→ **What the task asks**
Exactly reproduce the entries, dropping any pictures from your copy.

▬▬▬

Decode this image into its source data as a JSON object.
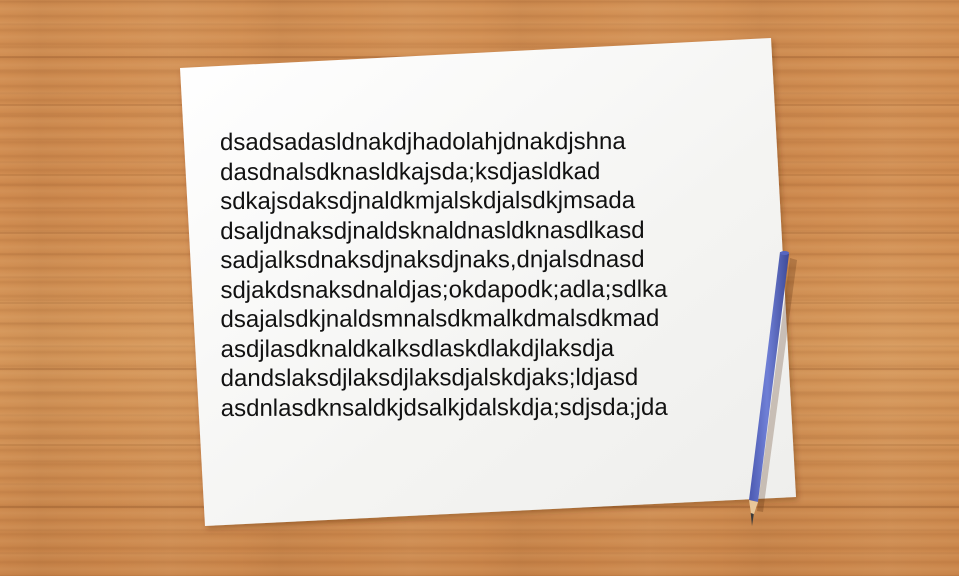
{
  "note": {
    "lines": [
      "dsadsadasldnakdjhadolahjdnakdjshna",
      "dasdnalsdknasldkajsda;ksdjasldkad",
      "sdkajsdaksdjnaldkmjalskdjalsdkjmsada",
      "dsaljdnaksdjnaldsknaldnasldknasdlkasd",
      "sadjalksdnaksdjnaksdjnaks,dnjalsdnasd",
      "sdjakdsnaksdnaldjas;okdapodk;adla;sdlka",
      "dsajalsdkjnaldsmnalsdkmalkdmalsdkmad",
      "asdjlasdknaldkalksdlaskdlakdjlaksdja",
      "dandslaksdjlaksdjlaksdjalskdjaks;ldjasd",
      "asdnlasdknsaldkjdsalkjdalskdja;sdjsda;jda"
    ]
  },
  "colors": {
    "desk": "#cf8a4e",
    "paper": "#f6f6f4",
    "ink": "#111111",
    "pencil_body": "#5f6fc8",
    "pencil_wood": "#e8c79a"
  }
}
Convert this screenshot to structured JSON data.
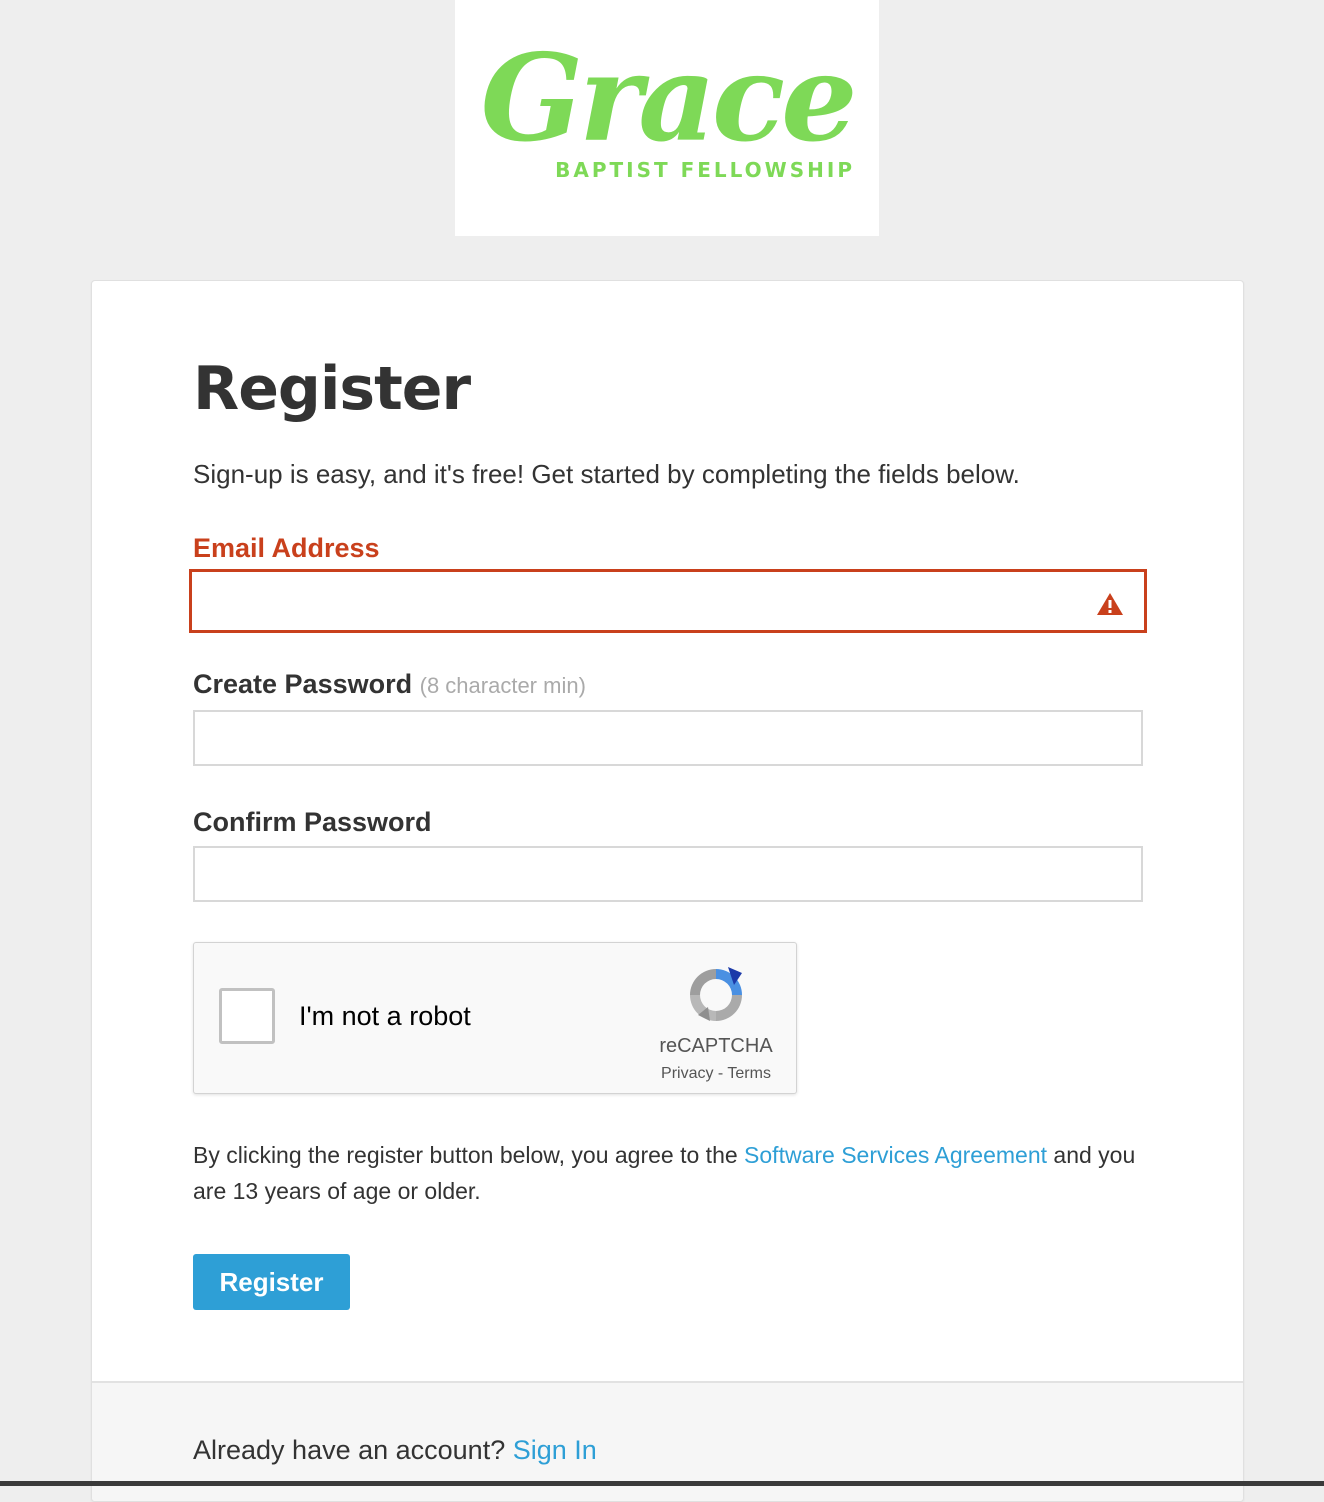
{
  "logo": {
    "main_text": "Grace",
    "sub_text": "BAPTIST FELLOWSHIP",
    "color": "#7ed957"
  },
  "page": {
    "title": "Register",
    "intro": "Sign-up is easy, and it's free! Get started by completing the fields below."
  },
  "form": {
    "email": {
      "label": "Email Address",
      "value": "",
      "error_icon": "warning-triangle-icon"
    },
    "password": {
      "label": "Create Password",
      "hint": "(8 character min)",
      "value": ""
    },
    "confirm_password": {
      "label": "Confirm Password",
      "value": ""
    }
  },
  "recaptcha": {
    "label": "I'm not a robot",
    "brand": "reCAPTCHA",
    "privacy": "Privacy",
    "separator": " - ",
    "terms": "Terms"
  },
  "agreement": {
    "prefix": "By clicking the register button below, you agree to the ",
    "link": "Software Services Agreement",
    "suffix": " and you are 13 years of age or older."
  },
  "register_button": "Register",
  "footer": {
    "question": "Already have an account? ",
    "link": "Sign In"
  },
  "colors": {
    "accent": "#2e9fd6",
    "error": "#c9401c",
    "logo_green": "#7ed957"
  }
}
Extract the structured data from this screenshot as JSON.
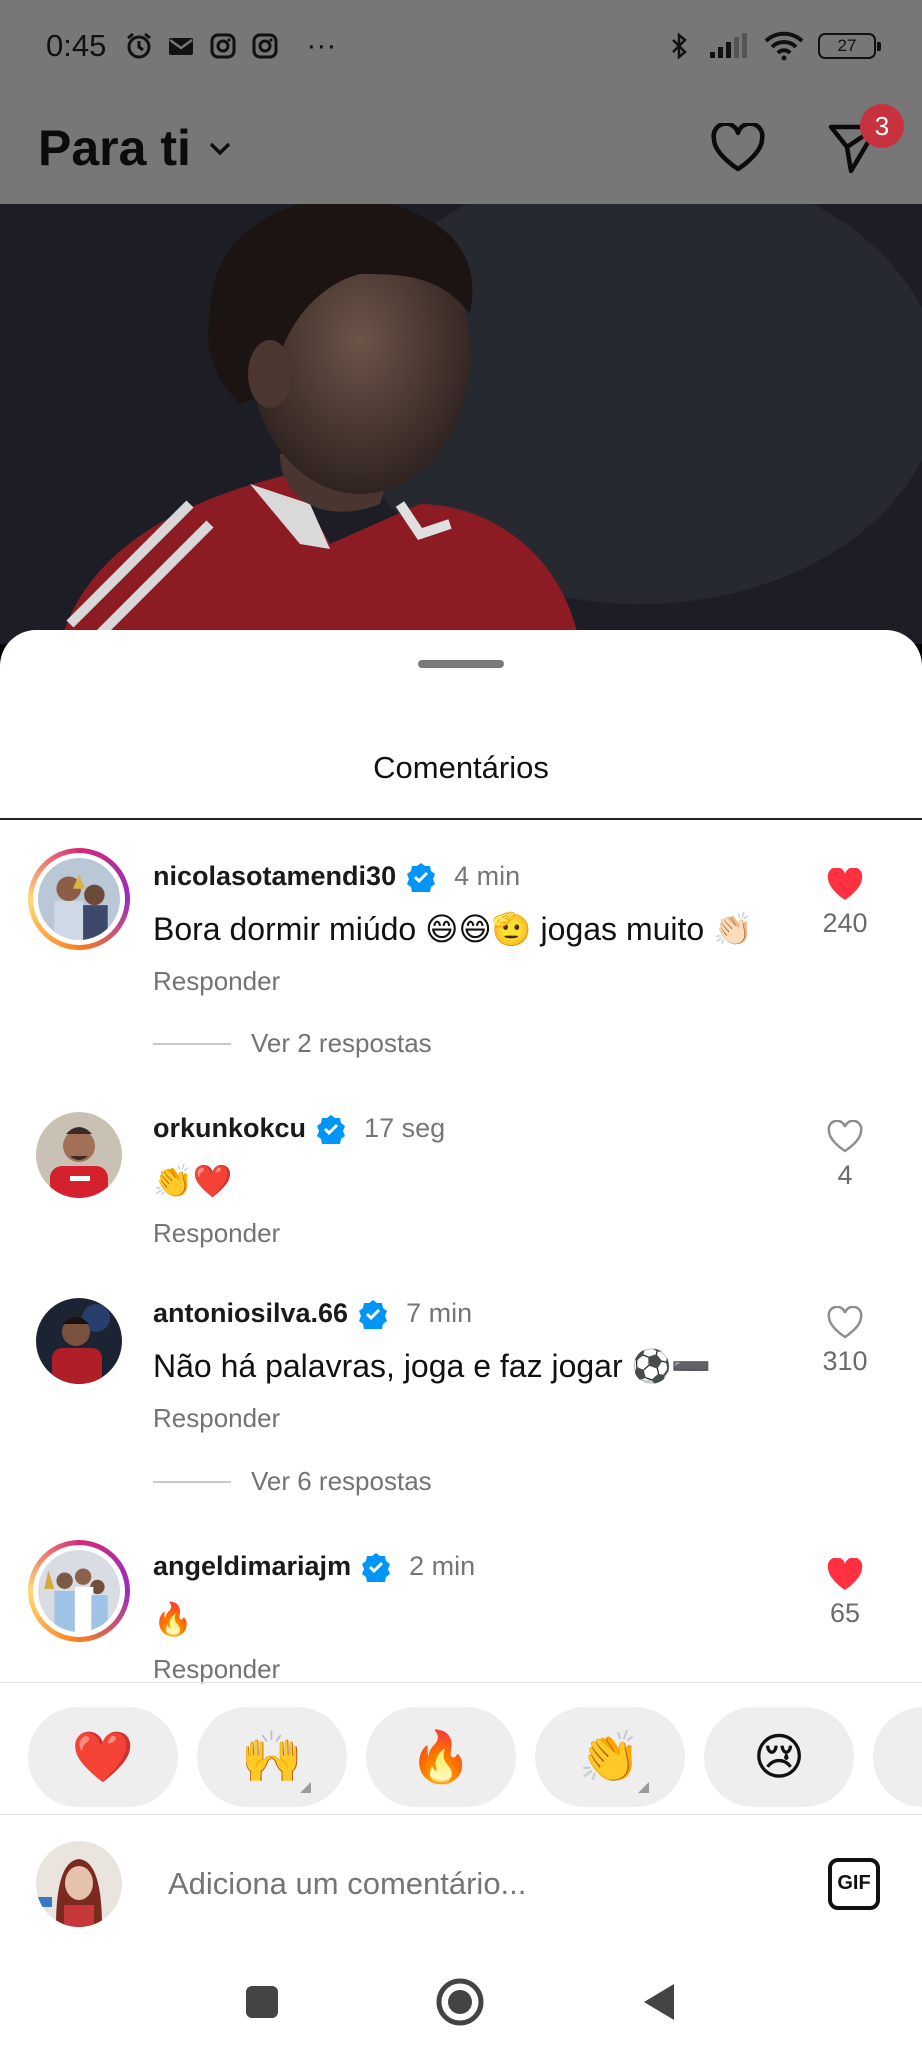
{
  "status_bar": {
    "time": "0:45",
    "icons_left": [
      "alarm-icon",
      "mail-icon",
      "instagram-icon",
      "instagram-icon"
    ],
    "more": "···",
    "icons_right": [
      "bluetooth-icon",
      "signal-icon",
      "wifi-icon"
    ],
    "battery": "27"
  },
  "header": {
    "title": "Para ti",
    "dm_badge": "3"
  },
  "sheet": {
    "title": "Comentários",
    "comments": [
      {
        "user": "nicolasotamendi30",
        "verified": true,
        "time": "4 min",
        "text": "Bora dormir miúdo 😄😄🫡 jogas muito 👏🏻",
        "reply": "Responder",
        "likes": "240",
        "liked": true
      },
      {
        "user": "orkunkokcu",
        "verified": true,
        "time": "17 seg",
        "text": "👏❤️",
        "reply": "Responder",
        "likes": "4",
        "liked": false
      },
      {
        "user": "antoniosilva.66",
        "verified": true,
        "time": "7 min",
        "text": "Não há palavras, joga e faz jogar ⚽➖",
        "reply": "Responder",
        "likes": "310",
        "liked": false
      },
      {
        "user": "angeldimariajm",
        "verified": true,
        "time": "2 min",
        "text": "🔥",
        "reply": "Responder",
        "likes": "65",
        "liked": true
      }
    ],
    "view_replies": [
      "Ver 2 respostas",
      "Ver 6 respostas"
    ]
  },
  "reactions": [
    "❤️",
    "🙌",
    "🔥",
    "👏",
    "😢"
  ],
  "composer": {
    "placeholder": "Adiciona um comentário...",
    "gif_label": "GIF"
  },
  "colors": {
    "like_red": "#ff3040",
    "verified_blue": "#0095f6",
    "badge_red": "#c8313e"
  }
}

▬▬▬

→ **Final result**
Decode this image into its source data as a JSON object.
{
  "note": {
    "lines": [
      "dsadsadasldnakdjhadolahjdnakdjshna",
      "dasdnalsdknasldkajsda;ksdjasldkad",
      "sdkajsdaksdjnaldkmjalskdjalsdkjmsada",
      "dsaljdnaksdjnaldsknaldnasldknasdlkasd",
      "sadjalksdnaksdjnaksdjnaks,dnjalsdnasd",
      "sdjakdsnaksdnaldjas;okdapodk;adla;sdlka",
      "dsajalsdkjnaldsmnalsdkmalkdmalsdkmad",
      "asdjlasdknaldkalksdlaskdlakdjlaksdja",
      "dandslaksdjlaksdjlaksdjalskdjaks;ldjasd",
      "asdnlasdknsaldkjdsalkjdalskdja;sdjsda;jda"
    ]
  },
  "colors": {
    "desk": "#cf8a4e",
    "paper": "#f6f6f4",
    "ink": "#111111",
    "pencil_body": "#5f6fc8",
    "pencil_wood": "#e8c79a"
  }
}
Convert this screenshot to structured JSON data.
{
  "logo": {
    "main_text": "Grace",
    "sub_text": "BAPTIST FELLOWSHIP",
    "color": "#7ed957"
  },
  "page": {
    "title": "Register",
    "intro": "Sign-up is easy, and it's free! Get started by completing the fields below."
  },
  "form": {
    "email": {
      "label": "Email Address",
      "value": "",
      "error_icon": "warning-triangle-icon"
    },
    "password": {
      "label": "Create Password",
      "hint": "(8 character min)",
      "value": ""
    },
    "confirm_password": {
      "label": "Confirm Password",
      "value": ""
    }
  },
  "recaptcha": {
    "label": "I'm not a robot",
    "brand": "reCAPTCHA",
    "privacy": "Privacy",
    "separator": " - ",
    "terms": "Terms"
  },
  "agreement": {
    "prefix": "By clicking the register button below, you agree to the ",
    "link": "Software Services Agreement",
    "suffix": " and you are 13 years of age or older."
  },
  "register_button": "Register",
  "footer": {
    "question": "Already have an account? ",
    "link": "Sign In"
  },
  "colors": {
    "accent": "#2e9fd6",
    "error": "#c9401c",
    "logo_green": "#7ed957"
  }
}
Extract the structured data from this screenshot as JSON.
{
  "status_bar": {
    "time": "0:45",
    "icons_left": [
      "alarm-icon",
      "mail-icon",
      "instagram-icon",
      "instagram-icon"
    ],
    "more": "···",
    "icons_right": [
      "bluetooth-icon",
      "signal-icon",
      "wifi-icon"
    ],
    "battery": "27"
  },
  "header": {
    "title": "Para ti",
    "dm_badge": "3"
  },
  "sheet": {
    "title": "Comentários",
    "comments": [
      {
        "user": "nicolasotamendi30",
        "verified": true,
        "time": "4 min",
        "text": "Bora dormir miúdo 😄😄🫡 jogas muito 👏🏻",
        "reply": "Responder",
        "likes": "240",
        "liked": true
      },
      {
        "user": "orkunkokcu",
        "verified": true,
        "time": "17 seg",
        "text": "👏❤️",
        "reply": "Responder",
        "likes": "4",
        "liked": false
      },
      {
        "user": "antoniosilva.66",
        "verified": true,
        "time": "7 min",
        "text": "Não há palavras, joga e faz jogar ⚽➖",
        "reply": "Responder",
        "likes": "310",
        "liked": false
      },
      {
        "user": "angeldimariajm",
        "verified": true,
        "time": "2 min",
        "text": "🔥",
        "reply": "Responder",
        "likes": "65",
        "liked": true
      }
    ],
    "view_replies": [
      "Ver 2 respostas",
      "Ver 6 respostas"
    ]
  },
  "reactions": [
    "❤️",
    "🙌",
    "🔥",
    "👏",
    "😢"
  ],
  "composer": {
    "placeholder": "Adiciona um comentário...",
    "gif_label": "GIF"
  },
  "colors": {
    "like_red": "#ff3040",
    "verified_blue": "#0095f6",
    "badge_red": "#c8313e"
  }
}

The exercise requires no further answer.